(Saved entries)
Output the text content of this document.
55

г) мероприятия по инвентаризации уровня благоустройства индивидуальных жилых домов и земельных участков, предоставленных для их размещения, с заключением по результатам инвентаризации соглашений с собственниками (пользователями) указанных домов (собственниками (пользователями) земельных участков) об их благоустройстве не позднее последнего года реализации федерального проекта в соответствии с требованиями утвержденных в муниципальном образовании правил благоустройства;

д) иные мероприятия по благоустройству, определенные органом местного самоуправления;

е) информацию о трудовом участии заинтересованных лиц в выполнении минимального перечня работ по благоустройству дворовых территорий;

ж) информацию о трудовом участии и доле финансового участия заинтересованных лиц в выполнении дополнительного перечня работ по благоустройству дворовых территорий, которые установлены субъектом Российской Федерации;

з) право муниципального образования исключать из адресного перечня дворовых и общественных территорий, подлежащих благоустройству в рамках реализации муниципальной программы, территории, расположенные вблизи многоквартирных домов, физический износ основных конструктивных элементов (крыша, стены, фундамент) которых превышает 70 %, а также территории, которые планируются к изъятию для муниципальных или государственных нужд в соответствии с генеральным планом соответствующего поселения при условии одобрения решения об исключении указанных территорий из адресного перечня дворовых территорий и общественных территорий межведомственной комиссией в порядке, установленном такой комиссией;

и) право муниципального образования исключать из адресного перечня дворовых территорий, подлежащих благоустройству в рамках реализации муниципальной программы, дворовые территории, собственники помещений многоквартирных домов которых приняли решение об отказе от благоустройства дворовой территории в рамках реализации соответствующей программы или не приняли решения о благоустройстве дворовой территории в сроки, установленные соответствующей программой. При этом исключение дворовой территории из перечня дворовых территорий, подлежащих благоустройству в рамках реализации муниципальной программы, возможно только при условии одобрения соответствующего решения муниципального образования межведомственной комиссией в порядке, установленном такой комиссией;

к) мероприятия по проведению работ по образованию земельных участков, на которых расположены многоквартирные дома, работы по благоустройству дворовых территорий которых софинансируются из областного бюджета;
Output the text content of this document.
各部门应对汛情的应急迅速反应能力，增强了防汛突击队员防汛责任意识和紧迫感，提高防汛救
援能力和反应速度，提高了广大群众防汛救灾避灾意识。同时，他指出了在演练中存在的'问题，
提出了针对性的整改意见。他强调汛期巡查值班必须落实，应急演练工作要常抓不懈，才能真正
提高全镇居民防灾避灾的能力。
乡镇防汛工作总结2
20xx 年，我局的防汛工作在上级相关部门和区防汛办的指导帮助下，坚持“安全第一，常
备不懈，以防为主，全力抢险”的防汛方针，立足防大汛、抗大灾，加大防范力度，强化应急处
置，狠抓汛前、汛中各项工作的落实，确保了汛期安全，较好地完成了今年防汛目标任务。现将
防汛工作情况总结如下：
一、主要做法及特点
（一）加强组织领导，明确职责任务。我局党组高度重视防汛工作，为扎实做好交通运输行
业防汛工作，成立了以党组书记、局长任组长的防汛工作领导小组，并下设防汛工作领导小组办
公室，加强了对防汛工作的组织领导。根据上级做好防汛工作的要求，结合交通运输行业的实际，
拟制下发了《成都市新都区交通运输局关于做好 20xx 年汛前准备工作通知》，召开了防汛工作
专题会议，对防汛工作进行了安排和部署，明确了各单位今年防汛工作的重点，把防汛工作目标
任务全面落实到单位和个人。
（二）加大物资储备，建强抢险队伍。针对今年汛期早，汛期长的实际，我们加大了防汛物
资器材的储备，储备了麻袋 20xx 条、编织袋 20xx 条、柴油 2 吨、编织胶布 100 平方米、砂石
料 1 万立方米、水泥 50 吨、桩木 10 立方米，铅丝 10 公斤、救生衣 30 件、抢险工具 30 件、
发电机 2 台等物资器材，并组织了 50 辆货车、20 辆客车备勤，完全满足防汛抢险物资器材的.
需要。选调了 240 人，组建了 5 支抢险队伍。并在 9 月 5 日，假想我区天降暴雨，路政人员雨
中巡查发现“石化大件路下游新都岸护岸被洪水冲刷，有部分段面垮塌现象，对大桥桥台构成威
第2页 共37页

» What to do:
Gather and copy every line of the data in which the string "участии" is found.

» Task output:
е) информацию о трудовом участии заинтересованных лиц в выполнении минимального перечня работ по благоустройству дворовых территорий;
ж) информацию о трудовом участии и доле финансового участия заинтересованных лиц в выполнении дополнительного перечня работ по благоустройству дворовых территорий, которые установлены субъектом Российской Федерации;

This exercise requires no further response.